Lines containing the word "Market" are the ones to copy from the records below.

● **Records for the exercise**
----
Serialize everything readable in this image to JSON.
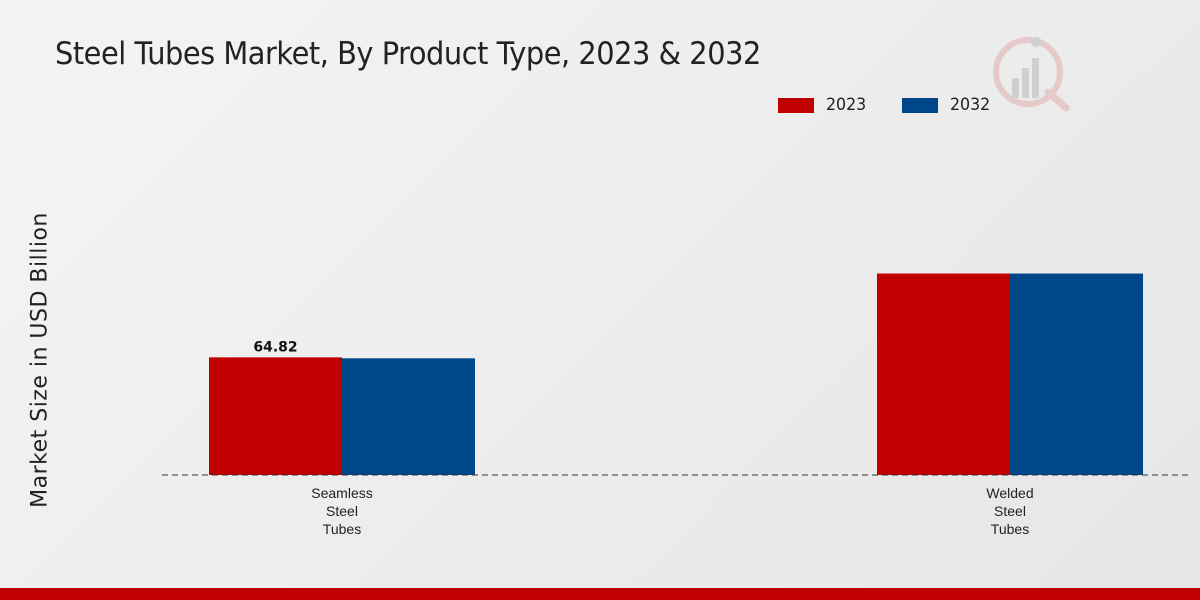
{
  "chart_data": {
    "type": "bar",
    "title": "Steel Tubes Market, By Product Type, 2023 & 2032",
    "ylabel": "Market Size in USD Billion",
    "xlabel": "",
    "categories": [
      "Seamless Steel Tubes",
      "Welded Steel Tubes"
    ],
    "category_lines": [
      [
        "Seamless",
        "Steel",
        "Tubes"
      ],
      [
        "Welded",
        "Steel",
        "Tubes"
      ]
    ],
    "series": [
      {
        "name": "2023",
        "color": "#c00000",
        "values": [
          64.82,
          111.0
        ]
      },
      {
        "name": "2032",
        "color": "#00478a",
        "values": [
          64.3,
          111.0
        ]
      }
    ],
    "data_labels": [
      {
        "series": 0,
        "category": 0,
        "text": "64.82"
      }
    ],
    "ylim": [
      0,
      200
    ],
    "grid": false,
    "legend_position": "top-right"
  }
}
----
● **Answer for the task**
    "title": "Steel Tubes Market, By Product Type, 2023 & 2032",
    "ylabel": "Market Size in USD Billion",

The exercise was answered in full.